▶ What is being asked: Give back a single number, the count of lines containing the word "screenshot".

▶ Material supplied:
- - - -

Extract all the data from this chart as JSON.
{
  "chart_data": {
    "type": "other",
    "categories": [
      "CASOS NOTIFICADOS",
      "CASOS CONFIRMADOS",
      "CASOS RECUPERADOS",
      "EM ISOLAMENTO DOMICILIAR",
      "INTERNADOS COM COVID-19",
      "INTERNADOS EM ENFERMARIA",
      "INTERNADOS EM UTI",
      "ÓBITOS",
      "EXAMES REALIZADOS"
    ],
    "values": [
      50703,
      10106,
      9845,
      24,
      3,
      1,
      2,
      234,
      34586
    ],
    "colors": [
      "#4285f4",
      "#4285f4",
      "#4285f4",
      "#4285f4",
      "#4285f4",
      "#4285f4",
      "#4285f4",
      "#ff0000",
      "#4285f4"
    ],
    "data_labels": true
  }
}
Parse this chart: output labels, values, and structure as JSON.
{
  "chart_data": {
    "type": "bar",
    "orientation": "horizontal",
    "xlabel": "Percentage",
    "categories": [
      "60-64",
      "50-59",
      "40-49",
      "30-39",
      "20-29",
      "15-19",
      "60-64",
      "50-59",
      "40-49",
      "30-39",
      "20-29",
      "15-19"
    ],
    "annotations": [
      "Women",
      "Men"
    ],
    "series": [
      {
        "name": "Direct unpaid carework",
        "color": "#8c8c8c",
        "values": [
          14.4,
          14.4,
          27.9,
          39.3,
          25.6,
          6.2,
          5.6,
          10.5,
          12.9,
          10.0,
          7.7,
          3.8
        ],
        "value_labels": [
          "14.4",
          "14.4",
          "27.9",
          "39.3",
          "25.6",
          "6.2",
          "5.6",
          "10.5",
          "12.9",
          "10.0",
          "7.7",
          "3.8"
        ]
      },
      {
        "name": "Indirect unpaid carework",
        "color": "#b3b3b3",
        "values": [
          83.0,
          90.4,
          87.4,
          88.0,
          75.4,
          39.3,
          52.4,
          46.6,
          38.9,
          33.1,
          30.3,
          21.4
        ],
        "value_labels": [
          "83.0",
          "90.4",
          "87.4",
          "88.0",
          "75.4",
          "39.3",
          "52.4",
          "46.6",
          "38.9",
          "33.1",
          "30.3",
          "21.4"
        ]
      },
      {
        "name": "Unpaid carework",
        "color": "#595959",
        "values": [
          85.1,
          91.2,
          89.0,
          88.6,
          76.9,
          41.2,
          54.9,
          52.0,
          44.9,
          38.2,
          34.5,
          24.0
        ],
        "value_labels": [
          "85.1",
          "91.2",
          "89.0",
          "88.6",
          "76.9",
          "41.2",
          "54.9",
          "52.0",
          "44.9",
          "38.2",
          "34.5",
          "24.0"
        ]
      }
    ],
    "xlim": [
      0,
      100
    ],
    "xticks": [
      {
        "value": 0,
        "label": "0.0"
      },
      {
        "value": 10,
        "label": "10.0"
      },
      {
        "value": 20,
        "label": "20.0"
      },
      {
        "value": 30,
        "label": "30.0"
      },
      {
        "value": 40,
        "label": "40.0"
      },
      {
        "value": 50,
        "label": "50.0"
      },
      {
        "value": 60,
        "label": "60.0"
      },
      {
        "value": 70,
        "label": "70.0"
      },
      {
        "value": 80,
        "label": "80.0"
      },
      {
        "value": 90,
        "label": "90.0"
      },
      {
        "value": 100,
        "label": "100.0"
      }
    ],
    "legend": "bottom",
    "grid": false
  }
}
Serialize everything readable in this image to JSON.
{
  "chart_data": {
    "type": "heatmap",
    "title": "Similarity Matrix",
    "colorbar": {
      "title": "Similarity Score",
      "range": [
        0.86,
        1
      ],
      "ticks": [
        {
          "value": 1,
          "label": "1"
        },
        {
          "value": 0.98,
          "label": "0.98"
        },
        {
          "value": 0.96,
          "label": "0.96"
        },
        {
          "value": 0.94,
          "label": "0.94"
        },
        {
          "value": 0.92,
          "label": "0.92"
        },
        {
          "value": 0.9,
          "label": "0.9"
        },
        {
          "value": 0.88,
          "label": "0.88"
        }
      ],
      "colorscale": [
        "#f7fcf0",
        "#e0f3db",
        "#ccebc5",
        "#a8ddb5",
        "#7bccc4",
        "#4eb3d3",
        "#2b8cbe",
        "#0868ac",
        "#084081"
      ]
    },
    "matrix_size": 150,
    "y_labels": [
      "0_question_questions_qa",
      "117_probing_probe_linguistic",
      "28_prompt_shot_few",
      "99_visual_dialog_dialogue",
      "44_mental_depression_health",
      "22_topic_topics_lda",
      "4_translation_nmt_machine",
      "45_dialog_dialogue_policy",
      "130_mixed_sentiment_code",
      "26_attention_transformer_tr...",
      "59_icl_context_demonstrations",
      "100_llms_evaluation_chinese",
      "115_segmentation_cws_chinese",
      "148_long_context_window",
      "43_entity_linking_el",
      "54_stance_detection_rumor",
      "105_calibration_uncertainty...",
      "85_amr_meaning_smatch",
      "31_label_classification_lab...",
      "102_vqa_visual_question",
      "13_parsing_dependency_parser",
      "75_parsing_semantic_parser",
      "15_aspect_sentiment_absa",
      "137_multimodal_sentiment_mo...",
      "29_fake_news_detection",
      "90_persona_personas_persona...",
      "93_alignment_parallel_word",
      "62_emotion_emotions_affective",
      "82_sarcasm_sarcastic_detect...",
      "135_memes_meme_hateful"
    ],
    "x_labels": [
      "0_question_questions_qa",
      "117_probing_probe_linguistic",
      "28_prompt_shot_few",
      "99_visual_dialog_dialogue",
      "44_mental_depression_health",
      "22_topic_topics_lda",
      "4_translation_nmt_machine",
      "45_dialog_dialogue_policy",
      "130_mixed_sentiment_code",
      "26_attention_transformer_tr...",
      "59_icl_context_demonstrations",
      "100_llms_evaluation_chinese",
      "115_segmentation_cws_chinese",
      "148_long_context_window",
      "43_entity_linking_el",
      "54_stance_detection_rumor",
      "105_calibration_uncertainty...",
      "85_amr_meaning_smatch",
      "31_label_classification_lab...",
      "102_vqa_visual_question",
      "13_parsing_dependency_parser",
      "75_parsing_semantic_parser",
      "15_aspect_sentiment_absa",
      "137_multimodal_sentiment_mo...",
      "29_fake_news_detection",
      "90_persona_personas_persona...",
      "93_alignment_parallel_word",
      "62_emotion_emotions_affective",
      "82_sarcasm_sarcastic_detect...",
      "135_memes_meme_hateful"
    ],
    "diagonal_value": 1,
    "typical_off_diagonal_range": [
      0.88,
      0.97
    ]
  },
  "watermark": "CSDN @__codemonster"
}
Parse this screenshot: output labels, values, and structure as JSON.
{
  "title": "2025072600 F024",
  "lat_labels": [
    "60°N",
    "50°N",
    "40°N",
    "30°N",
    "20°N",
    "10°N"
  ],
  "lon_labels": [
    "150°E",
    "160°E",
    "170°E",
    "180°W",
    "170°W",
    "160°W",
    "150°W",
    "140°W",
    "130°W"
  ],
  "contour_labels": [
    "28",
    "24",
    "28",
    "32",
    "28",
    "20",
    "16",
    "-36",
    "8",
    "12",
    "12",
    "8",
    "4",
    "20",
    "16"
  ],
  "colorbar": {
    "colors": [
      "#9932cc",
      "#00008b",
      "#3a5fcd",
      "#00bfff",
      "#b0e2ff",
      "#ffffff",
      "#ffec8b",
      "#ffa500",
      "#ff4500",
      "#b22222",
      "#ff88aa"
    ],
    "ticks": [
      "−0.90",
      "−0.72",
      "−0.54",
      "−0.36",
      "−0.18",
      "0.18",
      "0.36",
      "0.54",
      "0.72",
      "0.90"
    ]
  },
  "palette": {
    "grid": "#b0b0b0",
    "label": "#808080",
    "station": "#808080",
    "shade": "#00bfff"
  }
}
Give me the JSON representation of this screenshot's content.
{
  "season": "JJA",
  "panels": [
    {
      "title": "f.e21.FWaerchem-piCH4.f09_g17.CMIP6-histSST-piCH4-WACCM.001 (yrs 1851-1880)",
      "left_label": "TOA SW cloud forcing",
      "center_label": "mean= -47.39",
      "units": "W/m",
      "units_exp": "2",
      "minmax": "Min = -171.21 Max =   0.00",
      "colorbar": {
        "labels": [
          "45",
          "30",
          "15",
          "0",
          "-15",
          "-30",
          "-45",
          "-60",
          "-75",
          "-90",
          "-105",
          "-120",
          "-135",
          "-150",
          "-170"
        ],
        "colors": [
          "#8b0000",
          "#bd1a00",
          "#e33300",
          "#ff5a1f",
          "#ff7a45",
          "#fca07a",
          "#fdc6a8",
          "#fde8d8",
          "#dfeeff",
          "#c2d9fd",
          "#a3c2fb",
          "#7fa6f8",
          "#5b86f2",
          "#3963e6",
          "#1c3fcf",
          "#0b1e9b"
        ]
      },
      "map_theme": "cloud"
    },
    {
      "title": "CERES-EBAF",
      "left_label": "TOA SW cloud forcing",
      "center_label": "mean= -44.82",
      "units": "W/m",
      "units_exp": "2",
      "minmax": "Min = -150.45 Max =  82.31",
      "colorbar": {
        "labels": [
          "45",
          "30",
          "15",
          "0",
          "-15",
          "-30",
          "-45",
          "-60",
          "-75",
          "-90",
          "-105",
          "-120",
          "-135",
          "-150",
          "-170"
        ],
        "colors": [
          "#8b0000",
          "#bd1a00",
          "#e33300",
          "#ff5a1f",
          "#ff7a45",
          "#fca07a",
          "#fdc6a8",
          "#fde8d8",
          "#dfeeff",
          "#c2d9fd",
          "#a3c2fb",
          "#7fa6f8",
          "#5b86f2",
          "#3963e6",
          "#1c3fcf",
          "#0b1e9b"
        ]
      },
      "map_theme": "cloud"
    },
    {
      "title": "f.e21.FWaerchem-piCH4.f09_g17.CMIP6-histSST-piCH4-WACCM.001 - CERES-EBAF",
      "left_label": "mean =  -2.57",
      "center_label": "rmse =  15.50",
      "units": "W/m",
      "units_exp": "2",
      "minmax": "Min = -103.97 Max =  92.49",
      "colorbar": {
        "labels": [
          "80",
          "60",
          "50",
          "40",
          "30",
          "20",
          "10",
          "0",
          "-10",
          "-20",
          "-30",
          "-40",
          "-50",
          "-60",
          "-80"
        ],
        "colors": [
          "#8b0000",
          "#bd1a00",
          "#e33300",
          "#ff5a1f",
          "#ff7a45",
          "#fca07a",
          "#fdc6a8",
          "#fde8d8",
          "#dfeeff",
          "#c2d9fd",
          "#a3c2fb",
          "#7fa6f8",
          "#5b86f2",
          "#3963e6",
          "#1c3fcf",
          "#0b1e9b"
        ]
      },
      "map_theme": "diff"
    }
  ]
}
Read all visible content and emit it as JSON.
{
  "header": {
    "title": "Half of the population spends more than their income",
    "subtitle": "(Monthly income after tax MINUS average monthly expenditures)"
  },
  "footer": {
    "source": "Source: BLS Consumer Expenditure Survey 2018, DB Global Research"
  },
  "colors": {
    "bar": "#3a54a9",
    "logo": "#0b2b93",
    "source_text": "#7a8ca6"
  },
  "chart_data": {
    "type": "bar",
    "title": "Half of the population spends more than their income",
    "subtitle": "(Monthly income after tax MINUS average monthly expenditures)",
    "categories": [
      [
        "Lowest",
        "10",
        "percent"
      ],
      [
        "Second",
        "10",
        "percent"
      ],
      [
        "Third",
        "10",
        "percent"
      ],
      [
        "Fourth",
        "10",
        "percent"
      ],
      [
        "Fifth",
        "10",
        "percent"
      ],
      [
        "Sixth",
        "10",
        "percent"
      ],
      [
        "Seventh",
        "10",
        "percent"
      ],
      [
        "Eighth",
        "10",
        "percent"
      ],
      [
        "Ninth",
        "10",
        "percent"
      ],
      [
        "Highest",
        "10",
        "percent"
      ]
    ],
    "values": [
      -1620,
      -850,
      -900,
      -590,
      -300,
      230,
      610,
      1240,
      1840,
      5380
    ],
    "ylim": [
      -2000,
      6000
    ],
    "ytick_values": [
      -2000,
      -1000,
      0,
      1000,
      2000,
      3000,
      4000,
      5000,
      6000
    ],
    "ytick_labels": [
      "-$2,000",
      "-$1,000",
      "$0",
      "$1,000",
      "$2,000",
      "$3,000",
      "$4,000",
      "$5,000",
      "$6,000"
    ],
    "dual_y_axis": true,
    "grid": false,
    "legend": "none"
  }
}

- - - -

▶ Task result: 2